#### Part of a data file
──────────

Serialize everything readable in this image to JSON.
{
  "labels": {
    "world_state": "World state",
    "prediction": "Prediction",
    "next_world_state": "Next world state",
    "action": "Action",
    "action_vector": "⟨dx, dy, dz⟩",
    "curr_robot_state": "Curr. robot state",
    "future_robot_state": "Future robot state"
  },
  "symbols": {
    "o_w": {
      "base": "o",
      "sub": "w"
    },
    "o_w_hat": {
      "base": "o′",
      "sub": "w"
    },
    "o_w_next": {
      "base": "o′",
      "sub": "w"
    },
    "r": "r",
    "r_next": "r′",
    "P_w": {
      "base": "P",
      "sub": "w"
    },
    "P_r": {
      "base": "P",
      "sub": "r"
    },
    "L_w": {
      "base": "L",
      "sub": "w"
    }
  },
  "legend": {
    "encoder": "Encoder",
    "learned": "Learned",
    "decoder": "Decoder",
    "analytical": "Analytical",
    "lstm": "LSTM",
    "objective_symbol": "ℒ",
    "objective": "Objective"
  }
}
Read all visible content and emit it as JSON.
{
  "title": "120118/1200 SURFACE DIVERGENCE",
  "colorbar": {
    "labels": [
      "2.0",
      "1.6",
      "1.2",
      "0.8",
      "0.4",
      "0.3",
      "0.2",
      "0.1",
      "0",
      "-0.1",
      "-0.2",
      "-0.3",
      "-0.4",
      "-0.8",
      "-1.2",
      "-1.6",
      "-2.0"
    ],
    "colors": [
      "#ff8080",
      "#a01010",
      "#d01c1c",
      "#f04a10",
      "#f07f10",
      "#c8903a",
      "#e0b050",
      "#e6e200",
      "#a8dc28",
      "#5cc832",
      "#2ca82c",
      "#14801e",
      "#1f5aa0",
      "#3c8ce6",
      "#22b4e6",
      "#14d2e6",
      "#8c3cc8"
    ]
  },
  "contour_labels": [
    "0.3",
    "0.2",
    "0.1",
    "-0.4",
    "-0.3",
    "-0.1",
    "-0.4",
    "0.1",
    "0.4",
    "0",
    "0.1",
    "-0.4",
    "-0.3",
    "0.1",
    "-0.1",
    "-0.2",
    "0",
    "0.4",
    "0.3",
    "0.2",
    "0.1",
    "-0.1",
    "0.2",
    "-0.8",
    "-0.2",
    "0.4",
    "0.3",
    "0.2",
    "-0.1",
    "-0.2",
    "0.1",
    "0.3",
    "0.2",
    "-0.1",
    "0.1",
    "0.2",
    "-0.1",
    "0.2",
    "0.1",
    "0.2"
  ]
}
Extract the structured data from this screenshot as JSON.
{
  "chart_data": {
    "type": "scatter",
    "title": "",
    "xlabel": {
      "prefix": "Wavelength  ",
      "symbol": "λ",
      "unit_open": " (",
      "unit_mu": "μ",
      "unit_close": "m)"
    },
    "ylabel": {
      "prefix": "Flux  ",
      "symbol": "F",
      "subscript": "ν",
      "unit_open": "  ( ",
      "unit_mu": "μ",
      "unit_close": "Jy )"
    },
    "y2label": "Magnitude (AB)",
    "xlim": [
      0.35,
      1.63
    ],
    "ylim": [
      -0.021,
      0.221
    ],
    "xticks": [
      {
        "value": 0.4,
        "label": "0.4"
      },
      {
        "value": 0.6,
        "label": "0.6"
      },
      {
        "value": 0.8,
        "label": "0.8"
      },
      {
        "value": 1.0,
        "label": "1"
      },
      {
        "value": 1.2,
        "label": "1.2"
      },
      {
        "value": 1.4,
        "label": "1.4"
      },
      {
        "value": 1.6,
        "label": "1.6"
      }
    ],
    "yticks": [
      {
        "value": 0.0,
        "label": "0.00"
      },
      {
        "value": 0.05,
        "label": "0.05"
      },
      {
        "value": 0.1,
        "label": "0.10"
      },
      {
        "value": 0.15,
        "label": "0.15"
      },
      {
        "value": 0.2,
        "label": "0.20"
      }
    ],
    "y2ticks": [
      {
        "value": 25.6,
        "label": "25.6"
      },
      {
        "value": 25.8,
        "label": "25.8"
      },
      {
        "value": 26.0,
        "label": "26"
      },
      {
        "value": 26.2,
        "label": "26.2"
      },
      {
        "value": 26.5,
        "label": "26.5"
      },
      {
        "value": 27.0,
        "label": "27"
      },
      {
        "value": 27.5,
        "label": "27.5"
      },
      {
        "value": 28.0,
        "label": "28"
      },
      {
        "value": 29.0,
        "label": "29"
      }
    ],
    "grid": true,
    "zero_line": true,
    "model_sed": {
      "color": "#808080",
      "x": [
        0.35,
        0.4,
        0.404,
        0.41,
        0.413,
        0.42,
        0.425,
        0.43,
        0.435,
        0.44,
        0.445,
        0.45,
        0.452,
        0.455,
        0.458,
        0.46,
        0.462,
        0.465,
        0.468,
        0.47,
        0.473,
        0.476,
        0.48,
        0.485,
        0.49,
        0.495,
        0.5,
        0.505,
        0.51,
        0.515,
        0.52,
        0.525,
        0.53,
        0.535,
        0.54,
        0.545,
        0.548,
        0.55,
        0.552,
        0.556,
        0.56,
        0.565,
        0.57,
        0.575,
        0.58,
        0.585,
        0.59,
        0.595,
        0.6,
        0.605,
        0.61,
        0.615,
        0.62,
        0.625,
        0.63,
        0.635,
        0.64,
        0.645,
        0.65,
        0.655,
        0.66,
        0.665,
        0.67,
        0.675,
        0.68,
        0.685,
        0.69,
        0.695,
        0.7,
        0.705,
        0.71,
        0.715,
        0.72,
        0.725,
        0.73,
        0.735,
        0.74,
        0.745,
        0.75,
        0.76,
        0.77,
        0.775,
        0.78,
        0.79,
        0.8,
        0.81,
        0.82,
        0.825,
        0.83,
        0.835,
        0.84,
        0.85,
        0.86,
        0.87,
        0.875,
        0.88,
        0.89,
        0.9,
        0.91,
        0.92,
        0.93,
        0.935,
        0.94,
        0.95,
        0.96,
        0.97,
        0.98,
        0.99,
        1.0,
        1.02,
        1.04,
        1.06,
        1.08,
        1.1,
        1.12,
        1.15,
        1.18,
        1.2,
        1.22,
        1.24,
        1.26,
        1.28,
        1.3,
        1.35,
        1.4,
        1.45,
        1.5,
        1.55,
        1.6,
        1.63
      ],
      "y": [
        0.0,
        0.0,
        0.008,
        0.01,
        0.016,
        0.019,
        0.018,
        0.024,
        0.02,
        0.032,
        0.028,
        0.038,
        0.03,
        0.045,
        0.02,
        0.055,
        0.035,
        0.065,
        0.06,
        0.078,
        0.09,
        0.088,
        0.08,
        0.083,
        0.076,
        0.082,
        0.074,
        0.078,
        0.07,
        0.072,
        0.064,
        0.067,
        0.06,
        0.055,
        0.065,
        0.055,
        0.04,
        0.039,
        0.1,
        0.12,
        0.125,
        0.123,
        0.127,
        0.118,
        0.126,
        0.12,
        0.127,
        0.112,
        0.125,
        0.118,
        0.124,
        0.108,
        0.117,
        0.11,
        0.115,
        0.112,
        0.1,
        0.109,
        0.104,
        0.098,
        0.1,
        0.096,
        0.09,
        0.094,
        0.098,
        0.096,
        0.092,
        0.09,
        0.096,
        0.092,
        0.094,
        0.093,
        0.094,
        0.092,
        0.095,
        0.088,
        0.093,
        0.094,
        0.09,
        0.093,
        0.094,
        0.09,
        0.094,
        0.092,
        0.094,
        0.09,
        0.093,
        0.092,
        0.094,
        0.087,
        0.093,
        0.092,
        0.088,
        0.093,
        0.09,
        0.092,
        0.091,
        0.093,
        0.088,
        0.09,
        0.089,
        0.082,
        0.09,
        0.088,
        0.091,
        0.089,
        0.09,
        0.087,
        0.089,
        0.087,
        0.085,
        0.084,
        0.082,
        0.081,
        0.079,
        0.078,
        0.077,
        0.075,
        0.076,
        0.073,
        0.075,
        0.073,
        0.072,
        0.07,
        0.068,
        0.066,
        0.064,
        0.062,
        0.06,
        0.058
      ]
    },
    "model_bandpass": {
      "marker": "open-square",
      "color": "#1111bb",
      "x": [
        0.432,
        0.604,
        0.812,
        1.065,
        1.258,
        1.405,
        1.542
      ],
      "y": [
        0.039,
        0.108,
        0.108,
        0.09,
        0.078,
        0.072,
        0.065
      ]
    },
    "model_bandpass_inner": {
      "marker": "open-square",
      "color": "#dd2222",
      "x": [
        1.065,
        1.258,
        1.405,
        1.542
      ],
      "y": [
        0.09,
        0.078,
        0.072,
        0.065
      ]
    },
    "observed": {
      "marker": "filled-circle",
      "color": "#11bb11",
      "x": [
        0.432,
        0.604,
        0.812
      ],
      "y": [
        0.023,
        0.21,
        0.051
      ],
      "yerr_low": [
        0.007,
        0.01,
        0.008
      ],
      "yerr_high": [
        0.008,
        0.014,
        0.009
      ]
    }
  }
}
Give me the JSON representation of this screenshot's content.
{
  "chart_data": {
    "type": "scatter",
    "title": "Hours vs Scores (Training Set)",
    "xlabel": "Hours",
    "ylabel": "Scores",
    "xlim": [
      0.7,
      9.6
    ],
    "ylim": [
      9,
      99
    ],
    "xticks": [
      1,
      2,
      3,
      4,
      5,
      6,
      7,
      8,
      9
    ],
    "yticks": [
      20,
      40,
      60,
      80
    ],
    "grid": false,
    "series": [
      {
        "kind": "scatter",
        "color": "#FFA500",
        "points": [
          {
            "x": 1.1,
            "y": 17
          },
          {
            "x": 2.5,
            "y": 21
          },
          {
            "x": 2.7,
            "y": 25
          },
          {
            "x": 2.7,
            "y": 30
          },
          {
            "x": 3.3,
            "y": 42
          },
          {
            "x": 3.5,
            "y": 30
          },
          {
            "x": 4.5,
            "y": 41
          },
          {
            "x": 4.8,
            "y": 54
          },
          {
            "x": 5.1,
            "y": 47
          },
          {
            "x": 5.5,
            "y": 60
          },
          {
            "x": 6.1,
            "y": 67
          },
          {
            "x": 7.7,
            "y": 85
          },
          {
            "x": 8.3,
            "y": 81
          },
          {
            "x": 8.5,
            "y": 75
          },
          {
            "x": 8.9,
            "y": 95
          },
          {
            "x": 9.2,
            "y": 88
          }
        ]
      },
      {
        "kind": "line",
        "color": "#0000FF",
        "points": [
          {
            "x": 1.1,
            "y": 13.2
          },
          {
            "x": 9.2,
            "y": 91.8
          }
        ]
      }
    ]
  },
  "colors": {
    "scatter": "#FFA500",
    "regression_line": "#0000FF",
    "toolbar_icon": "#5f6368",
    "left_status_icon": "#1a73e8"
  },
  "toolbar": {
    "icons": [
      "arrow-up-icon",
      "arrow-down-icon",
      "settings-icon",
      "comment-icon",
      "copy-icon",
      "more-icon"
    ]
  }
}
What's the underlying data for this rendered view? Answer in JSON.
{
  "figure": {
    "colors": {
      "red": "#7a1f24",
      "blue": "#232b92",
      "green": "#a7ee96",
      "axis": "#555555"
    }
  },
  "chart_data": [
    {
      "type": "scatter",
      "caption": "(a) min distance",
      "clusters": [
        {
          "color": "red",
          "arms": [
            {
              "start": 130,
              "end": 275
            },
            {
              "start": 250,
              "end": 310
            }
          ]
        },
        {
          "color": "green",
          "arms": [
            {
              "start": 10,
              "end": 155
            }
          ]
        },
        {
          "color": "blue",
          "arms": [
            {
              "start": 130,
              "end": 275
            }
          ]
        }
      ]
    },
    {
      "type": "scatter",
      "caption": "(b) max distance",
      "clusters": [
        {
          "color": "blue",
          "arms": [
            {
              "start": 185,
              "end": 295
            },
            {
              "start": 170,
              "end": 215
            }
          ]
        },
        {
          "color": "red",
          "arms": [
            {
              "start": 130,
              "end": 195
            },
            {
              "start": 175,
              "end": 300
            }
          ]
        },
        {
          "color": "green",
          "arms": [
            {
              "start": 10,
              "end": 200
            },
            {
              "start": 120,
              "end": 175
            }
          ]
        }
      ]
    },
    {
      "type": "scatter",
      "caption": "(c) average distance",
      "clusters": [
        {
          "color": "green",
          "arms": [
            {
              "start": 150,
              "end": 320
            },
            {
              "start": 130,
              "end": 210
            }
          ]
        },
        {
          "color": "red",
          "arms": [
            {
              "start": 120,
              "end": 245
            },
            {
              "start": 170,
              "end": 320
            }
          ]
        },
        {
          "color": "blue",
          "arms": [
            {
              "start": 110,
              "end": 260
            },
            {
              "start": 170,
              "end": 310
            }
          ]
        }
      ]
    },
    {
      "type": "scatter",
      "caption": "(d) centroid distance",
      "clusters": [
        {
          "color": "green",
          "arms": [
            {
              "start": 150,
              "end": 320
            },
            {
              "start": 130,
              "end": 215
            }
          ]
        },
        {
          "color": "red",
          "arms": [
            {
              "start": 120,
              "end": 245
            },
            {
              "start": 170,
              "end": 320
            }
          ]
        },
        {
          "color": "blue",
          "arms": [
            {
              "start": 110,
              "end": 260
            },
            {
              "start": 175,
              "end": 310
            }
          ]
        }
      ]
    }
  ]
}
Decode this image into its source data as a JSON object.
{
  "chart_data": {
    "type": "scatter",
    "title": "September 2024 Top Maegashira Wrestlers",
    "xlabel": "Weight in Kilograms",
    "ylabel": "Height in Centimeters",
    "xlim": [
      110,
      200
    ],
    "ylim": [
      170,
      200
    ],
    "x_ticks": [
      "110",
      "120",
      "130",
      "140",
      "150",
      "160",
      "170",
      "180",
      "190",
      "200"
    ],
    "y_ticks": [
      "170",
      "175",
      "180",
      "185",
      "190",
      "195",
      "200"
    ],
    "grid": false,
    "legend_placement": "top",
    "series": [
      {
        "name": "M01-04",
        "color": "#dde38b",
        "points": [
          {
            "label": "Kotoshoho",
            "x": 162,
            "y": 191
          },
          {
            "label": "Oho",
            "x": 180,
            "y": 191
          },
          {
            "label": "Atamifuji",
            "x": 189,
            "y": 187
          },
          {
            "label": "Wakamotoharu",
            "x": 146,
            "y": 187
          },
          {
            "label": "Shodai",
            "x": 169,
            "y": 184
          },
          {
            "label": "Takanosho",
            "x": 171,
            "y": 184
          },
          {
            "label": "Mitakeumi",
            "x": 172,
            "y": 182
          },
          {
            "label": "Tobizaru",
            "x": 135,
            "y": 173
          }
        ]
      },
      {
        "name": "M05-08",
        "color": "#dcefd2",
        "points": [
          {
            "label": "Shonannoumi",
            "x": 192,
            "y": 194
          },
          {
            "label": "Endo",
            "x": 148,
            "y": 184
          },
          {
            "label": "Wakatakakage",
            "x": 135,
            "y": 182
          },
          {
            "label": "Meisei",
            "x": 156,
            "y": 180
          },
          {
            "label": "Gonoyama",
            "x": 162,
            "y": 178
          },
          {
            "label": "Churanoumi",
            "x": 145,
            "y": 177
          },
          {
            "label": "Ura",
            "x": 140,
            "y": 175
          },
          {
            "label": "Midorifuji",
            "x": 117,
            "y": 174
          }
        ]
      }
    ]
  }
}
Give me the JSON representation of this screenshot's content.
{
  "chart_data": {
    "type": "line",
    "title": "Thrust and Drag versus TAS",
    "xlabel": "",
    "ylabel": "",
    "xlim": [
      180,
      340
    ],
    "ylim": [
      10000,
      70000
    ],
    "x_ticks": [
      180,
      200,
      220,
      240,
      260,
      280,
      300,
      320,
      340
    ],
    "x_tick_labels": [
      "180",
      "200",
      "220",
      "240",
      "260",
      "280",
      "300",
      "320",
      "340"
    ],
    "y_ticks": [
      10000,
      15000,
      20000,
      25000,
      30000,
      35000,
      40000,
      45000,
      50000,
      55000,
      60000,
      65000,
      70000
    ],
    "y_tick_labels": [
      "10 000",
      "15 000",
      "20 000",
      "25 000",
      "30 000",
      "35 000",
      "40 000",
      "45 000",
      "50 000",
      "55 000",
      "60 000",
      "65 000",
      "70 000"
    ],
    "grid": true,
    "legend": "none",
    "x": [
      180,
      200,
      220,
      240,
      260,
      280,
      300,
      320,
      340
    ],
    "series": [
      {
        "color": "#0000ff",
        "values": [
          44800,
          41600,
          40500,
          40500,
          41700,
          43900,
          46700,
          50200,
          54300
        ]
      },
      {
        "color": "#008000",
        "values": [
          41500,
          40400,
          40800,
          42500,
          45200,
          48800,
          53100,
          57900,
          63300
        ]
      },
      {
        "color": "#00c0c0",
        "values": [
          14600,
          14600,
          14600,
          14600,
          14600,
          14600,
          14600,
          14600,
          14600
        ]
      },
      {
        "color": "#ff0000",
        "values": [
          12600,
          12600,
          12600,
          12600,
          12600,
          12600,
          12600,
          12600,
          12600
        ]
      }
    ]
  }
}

──────────

#### GOAL
Pull out all lines containing the word "Hours" from the entries above.

#### FINAL ANSWER
    "title": "Hours vs Scores (Training Set)",
    "xlabel": "Hours",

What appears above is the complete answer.